▶ [Texte de l'exercice]
►

Le cœur fatigue et le sang s’épaissit
« Concrètement, l’exposition à des vagues de chaleur extrême peut accélérer la thermorégulation de l’organisme. Cela peut mener à une inflammation globale du corps, à du stress oxydatif [les cellules sont agressées par des radicaux libres, NDLR], à des dysfonctions endothéliales [la barrière entre les tissus et le sang ne remplit plus correctement ses fonctions] et à des effets directs cytotoxiques [des perturbations qui entraînent la mort des cellules]. Cela peut également déclencher une ischémie du myocarde », explique Ruijun Xu. Sous l’effet de la chaleur, les vaisseaux se dilatent et le sang se répartit plus vers les extrémités du corps. Le cœur doit alors pomper plus fort et plus vite pour distribuer le sang, ce qui le fatigue davantage.

◄

[Entrées enregistrées]
►

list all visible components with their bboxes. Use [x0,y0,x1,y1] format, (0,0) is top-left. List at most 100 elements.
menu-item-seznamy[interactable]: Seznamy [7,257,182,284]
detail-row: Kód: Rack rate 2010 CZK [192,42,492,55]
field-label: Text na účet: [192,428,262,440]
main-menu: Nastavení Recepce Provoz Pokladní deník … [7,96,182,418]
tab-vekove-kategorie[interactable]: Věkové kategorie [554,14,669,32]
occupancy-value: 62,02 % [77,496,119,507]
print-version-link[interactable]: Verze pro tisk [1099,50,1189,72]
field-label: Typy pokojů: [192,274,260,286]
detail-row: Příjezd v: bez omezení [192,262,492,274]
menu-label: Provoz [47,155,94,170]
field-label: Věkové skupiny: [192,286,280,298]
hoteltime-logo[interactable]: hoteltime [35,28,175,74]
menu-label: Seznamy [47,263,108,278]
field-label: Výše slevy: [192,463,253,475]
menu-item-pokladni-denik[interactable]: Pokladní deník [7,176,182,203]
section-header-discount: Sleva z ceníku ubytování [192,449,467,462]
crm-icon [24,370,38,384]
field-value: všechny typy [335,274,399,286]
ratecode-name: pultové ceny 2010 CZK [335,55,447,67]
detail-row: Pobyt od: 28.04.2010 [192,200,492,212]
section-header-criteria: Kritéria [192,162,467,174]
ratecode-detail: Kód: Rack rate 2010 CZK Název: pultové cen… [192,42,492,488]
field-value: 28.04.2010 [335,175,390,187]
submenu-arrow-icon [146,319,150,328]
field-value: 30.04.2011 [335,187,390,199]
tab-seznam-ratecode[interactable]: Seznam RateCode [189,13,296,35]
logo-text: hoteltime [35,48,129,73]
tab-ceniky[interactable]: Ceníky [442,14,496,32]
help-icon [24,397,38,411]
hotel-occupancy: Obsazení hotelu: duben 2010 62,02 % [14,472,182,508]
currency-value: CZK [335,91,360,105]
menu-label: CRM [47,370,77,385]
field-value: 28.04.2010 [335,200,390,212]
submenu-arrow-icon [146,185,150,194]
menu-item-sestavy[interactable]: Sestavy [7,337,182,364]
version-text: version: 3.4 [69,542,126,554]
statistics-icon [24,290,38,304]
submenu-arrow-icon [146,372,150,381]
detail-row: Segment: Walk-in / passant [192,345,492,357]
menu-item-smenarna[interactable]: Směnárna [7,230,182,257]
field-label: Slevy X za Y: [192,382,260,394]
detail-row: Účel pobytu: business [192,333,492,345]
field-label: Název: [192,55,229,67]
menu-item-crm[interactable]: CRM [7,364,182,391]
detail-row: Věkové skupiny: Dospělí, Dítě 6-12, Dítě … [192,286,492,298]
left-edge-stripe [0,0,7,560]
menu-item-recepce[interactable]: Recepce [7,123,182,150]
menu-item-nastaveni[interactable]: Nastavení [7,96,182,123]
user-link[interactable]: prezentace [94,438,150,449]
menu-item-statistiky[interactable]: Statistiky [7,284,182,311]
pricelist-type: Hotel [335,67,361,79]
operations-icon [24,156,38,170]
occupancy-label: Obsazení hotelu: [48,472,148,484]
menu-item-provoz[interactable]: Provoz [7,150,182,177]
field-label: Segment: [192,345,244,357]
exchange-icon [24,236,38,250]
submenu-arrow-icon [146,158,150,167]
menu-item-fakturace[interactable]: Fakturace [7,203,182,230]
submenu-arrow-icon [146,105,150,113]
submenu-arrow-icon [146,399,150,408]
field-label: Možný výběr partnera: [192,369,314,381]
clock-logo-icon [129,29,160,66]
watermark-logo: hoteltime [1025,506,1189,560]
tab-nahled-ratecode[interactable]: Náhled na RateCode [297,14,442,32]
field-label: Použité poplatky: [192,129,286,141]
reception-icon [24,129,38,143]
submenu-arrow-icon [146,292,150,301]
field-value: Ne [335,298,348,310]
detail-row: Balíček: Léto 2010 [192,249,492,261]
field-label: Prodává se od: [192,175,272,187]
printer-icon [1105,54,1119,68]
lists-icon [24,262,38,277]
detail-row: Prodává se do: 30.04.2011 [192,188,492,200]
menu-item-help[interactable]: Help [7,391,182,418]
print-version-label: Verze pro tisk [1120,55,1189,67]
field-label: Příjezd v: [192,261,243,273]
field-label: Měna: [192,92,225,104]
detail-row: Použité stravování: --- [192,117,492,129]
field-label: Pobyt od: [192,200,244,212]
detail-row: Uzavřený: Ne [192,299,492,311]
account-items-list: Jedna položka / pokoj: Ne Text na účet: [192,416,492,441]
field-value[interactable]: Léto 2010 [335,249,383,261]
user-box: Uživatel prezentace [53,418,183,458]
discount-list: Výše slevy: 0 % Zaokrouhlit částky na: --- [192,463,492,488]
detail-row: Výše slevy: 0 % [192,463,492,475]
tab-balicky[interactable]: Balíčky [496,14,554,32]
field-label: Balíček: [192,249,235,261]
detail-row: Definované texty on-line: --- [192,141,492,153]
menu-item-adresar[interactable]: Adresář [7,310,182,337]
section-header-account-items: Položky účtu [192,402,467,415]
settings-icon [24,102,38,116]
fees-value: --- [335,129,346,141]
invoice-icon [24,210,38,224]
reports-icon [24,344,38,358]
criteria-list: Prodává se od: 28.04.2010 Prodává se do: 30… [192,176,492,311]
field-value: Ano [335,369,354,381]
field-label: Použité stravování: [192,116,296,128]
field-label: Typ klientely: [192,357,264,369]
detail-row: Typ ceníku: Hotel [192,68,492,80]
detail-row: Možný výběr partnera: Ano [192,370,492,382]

◄

▶ [Exercices]
• a. D'après le texte sur la chaleur et le cœur, que doit faire le cœur pour distribuer le sang lorsque les vaisseaux se dilatent ?
• b. Recopiez le passage du texte sur la chaleur et le cœur qui va de « Le cœur fatigue » à « le fatigue davantage. ».

▶ [Réponses par exercice]
• a. Il doit pomper plus fort et plus vite.

• b.
Le cœur fatigue et le sang s’épaissit
« Concrètement, l’exposition à des vagues de chaleur extrême peut accélérer la thermorégulation de l’organisme. Cela peut mener à une inflammation globale du corps, à du stress oxydatif [les cellules sont agressées par des radicaux libres, NDLR], à des dysfonctions endothéliales [la barrière entre les tissus et le sang ne remplit plus correctement ses fonctions] et à des effets directs cytotoxiques [des perturbations qui entraînent la mort des cellules]. Cela peut également déclencher une ischémie du myocarde », explique Ruijun Xu. Sous l’effet de la chaleur, les vaisseaux se dilatent et le sang se répartit plus vers les extrémités du corps. Le cœur doit alors pomper plus fort et plus vite pour distribuer le sang, ce qui le fatigue davantage.